7.2
AANBOUWAPPARAAT DEMONTEREN
WAARSCHUWING
Gevaren door bekneld of gevangen raken, snijden en stoten
kunnen voor personen ontstaan, als gevolg van onvoldoende
stabiliteit van het gedemonteerde aanbouwapparaat!
Het lege aanbouwapparaat met volledig neergelaten snijbeugel
op een vlak, horizontaal oppervlak met een vaste ondergrond
neerzetten.
Bij demontage van het aanbouwapparaat moet altijd zoveel vrije
ruimte voor het aanbouwapparaat vrij blijven, dat de tractor voor
een hernieuwde montage weer in één lijn richting aanbouwapparaat
kan rijden.
Het aanbouwapparaat bij het demonteren in principe op zichtbare
gebreken controleren. Het hoofdstuk 'Verplichting van de bediener' op
pagina 14 in acht nemen.
1. Het aanbouwapparaat met de tractor naar het voorziene
uitlaadoppervlak rijden.
2. De zijverschuiving (optie) in de middelste stand zetten.
3. De hefmast (optie) tot de onderste positie neerlaten.
4. De snijbeugel tot de onderste positie neerlaten.
5. Het aanbouwapparaat omlaag bewegen, zodat het horizontaal op
de grond ligt.
6. De tractor uitschakelen en tegen onopzettelijk starten en
verrijden beveiligen.

▶ _Gegevensregels_:
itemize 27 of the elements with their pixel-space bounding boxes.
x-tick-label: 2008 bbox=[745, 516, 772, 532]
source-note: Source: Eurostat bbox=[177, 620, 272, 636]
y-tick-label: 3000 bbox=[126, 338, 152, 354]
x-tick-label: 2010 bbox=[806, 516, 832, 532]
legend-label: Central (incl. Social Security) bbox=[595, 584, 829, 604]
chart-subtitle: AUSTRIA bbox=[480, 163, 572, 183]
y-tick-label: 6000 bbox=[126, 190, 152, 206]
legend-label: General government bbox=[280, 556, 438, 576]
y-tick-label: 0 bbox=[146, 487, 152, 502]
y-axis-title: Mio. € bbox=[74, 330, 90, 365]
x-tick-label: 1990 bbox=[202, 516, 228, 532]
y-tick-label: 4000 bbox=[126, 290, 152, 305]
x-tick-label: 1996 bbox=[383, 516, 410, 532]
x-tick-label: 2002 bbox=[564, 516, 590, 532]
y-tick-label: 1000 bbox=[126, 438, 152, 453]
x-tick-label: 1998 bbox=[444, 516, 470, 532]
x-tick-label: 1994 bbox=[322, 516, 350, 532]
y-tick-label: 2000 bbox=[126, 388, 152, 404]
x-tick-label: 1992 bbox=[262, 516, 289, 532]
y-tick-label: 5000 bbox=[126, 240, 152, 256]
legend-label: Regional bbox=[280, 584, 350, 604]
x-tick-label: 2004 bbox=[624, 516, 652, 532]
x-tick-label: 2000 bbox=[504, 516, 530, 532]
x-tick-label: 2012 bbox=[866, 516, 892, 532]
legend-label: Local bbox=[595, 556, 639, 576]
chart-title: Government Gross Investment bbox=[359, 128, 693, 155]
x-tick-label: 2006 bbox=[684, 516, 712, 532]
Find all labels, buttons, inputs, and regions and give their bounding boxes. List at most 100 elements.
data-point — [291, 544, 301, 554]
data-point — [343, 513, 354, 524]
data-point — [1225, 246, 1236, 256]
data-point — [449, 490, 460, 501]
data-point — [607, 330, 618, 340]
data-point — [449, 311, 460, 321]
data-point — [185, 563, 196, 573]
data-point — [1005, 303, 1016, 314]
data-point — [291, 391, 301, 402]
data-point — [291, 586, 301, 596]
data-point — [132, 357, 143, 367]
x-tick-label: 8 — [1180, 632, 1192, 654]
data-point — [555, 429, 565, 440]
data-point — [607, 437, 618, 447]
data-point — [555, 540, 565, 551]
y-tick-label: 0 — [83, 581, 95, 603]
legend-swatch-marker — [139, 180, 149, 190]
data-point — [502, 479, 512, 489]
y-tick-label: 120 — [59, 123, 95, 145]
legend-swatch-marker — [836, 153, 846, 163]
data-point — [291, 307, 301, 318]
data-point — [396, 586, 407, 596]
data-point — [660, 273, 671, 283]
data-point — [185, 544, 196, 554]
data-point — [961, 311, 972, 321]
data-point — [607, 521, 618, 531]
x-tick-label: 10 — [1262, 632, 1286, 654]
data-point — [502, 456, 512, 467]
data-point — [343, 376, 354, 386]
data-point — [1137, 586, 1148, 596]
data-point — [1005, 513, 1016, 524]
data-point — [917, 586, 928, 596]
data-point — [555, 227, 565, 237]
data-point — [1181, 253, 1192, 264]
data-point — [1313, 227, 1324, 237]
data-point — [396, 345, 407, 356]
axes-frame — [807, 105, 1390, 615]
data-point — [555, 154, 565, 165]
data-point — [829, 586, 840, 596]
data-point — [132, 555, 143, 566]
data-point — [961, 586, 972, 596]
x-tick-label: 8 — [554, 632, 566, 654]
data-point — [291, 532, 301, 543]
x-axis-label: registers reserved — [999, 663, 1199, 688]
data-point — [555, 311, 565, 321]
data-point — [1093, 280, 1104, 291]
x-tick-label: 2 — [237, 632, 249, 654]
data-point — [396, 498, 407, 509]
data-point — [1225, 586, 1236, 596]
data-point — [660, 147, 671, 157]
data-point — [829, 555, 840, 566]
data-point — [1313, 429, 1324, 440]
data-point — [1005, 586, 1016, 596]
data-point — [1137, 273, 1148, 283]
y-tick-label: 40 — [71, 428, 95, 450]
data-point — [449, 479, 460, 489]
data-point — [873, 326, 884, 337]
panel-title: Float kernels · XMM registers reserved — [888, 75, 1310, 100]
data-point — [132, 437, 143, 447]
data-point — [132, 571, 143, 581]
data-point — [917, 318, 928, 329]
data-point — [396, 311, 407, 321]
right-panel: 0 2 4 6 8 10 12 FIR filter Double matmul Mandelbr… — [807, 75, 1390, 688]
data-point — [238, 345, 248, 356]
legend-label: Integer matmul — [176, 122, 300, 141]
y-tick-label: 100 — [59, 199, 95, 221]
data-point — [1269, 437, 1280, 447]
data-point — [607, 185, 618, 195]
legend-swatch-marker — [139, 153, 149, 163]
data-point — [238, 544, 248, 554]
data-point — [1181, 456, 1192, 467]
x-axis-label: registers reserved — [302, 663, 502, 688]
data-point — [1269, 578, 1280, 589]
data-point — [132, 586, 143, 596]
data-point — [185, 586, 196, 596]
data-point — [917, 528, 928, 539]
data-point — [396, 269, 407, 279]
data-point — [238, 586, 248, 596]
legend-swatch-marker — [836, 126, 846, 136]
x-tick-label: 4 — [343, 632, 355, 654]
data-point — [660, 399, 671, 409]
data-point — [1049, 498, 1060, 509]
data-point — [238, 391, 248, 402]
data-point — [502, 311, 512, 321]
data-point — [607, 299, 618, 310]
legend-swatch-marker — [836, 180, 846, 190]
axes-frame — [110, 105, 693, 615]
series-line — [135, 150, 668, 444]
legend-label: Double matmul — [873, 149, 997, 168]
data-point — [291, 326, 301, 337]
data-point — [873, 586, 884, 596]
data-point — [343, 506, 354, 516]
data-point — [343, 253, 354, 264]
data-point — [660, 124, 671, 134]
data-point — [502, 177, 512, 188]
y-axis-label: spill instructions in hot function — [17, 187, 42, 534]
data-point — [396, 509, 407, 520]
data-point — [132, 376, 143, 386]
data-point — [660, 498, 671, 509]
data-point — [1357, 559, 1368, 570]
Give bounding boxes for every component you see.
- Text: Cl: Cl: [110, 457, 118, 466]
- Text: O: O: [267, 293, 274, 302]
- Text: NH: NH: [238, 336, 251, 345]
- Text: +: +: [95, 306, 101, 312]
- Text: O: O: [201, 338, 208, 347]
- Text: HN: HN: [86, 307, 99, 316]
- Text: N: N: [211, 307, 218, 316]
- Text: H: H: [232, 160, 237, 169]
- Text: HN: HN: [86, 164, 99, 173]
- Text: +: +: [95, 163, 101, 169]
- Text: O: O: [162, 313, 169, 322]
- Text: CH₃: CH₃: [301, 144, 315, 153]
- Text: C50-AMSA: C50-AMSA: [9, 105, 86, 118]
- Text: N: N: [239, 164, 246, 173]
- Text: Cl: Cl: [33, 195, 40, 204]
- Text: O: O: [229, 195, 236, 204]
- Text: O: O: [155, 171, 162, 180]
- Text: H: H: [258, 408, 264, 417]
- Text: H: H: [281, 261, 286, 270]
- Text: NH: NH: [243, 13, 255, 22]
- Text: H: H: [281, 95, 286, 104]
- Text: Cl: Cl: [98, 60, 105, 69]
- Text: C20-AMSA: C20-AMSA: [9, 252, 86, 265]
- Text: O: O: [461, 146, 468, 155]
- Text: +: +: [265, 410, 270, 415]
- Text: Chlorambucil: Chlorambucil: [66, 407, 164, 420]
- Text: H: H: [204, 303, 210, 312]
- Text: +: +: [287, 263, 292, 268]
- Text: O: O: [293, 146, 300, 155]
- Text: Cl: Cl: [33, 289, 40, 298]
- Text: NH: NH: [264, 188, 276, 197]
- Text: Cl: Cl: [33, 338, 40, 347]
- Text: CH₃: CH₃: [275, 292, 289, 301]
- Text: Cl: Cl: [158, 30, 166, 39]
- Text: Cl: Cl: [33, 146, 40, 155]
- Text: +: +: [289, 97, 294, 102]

▶ _Opdrachten_:
1. Beantwoord deze vragen over de demontage-instructie voor het aanbouwapparaat:
(a) Op wat voor oppervlak moet het lege aanbouwapparaat worden neergezet?
(b) Naar welk hoofdstuk verwijst de instructie, en op welke pagina staat het?
(c) In welke stand moet de zijverschuiving worden gezet?
2. Hoe gaat de demontage-instructie voor het aanbouwapparaat verder na stap 6? Zet de instructie voort.

▶ _Antwoorden_:
1.
(a) Op een vlak, horizontaal oppervlak met een vaste ondergrond.
(b) Naar het hoofdstuk 'Verplichting van de bediener' op pagina 14.
(c) In de middelste stand.

2.
7. Evt. aanwezige lampenbalk demonteren.
8. De hydraulische slangen loskoppelen, zie 'Hydraulische slangen
afkoppelen' vanaf pagina 59.
9. Het bedieningspaneel demonteren:
9.1 De stroomtoevoer van het bedieningspaneel scheiden.
9.2 Het bedieningspaneel uit de houder (tractor) nemen en op
een droge, schone plek bewaren of in de daarvoor bedoelde
houder op het aanbouwapparaat steken.
10. De bevestigingsmiddelen (bijv. steekbouten met borgclips) van
het aanbouwapparaat losdraaien en het aanbouwapparaat van
de tractor scheiden. Aansluitend de bevestigingsmiddelen weer
aan het aansluitend aanbrengen.
11. Verzeker u van het feit dat zich geen persoon in het
werkgedeelte ophoudt, start vervolgens de tractor en rijd naar
voren.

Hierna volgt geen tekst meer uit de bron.